→ **Set problem**
Each line that contains the word "Istanbul" counts once; give the total for the records below and nothing else.

===== Records for this task =====

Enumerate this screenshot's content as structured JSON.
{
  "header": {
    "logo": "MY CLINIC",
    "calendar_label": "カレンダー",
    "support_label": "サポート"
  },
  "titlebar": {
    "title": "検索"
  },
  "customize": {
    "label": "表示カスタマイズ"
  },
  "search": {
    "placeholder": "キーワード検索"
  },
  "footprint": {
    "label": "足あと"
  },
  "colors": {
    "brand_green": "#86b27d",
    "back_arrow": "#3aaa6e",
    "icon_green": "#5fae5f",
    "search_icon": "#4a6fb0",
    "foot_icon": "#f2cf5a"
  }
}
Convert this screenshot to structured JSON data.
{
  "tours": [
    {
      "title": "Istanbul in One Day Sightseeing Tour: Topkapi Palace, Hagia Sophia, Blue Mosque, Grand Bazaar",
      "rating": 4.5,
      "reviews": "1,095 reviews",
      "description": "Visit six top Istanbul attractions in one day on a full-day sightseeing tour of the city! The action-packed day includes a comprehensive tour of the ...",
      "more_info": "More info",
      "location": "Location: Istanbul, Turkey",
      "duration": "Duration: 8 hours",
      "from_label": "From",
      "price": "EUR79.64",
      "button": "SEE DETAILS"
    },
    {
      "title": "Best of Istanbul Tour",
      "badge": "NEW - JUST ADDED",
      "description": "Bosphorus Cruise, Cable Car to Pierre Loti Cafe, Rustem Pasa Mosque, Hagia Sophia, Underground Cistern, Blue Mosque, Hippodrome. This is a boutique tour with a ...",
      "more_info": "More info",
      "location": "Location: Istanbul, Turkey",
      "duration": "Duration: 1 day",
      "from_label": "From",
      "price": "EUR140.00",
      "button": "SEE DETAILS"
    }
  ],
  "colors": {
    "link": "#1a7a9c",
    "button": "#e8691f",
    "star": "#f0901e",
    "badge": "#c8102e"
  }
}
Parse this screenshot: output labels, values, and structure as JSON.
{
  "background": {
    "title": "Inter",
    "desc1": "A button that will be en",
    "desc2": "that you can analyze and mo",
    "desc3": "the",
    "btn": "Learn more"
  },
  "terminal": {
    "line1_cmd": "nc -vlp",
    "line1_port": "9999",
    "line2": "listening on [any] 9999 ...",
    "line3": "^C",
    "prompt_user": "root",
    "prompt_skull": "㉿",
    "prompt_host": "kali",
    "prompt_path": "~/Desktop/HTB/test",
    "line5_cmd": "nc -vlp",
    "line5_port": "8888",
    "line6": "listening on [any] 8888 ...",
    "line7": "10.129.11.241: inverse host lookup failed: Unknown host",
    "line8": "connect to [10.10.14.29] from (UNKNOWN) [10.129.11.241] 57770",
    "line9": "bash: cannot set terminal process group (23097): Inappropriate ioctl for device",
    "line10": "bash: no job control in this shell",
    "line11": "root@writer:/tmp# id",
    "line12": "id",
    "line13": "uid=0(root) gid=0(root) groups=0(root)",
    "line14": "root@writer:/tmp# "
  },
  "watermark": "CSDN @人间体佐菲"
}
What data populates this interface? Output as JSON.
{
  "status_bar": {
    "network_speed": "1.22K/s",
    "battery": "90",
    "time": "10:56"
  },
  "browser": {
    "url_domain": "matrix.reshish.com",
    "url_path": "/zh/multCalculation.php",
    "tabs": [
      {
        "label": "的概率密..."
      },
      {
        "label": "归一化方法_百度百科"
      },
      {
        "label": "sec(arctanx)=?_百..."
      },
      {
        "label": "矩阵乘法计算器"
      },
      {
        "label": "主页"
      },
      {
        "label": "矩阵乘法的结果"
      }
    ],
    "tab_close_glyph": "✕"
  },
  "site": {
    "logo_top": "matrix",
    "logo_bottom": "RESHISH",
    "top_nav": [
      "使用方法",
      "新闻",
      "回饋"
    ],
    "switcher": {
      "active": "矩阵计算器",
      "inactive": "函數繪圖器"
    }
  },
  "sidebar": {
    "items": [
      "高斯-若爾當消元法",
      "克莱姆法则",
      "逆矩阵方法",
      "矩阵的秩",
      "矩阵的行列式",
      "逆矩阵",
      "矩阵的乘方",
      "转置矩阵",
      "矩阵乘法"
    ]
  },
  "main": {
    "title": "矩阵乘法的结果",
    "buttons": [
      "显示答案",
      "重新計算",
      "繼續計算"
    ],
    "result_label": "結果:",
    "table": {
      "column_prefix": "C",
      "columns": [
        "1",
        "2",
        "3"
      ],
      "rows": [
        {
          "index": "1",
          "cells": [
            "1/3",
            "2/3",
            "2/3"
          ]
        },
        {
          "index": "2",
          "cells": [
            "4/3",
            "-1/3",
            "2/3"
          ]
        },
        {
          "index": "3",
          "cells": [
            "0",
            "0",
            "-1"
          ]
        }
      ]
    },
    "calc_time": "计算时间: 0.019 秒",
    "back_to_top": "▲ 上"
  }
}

=====

→ **Right answer**
5